Work instructions:
1. According to the article on hidden sugars below, what naturally occurring sugar is found in milk?
2. Rewrite the part of the hidden-sugars article that opens with the words containing "People often consume" and closes with "sugar in check.", changing "syrup" to "molasses".

How to spot “hidden” sugars
Karen Miller | 3/10/2014, 6 a.m.
People often consume more sugar than they need or even realize. That’s because sugar goes by several different names. Sugar is not necessarily bad for you. The body requires it as a source of energy, but there are two types of the nutrient. Naturally occurring sugars are found in foods such as fruits (fructose) and milk (lactose) and are chock full of nutrients the body requires to function properly.
Added sugars, on the other hand, such as honey and syrup, are added to foods or beverages during processing or preparation. Added sugars contribute no nutrients and are often the culprit behind obesity, which can lead to several chronic illnesses, such as heart disease. The problem is the body does not know the difference between sugars. Those with diabetes must be ever vigilant to monitor the amount consumed to keep their blood sugar in check.

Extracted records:
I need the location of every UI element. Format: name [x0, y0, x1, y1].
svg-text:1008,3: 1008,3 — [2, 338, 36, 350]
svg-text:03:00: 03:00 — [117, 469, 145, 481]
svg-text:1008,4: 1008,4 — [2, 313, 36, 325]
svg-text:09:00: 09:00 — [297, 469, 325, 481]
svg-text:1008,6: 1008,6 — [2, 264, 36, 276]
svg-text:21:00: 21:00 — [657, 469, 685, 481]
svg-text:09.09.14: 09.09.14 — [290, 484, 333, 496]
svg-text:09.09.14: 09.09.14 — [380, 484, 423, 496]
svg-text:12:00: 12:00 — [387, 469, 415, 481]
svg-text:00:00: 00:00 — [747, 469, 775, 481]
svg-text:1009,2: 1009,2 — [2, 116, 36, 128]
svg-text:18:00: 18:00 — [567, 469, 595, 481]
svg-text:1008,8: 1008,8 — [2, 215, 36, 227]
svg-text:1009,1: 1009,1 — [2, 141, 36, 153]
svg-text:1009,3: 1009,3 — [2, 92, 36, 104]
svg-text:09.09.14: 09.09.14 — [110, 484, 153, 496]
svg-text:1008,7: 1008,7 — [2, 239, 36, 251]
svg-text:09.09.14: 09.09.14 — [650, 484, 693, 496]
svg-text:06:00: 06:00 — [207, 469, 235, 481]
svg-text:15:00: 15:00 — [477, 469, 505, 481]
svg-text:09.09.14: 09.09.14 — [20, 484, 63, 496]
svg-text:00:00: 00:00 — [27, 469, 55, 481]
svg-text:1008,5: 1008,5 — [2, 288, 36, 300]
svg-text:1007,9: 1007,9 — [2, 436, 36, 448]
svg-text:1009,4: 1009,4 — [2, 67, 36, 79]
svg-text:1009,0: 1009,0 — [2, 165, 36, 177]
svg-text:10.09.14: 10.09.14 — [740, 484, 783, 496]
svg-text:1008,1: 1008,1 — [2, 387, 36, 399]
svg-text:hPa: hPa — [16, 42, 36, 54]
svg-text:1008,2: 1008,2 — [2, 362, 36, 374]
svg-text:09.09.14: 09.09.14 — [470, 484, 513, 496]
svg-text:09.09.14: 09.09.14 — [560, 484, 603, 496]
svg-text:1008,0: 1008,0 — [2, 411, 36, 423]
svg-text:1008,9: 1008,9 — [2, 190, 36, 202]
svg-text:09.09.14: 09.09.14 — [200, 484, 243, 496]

Replies:
1. Lactose

2.
People often consume more sugar than they need or even realize. That’s because sugar goes by several different names. Sugar is not necessarily bad for you. The body requires it as a source of energy, but there are two types of the nutrient. Naturally occurring sugars are found in foods such as fruits (fructose) and milk (lactose) and are chock full of nutrients the body requires to function properly.
Added sugars, on the other hand, such as honey and molasses, are added to foods or beverages during processing or preparation. Added sugars contribute no nutrients and are often the culprit behind obesity, which can lead to several chronic illnesses, such as heart disease. The problem is the body does not know the difference between sugars. Those with diabetes must be ever vigilant to monitor the amount consumed to keep their blood sugar in check.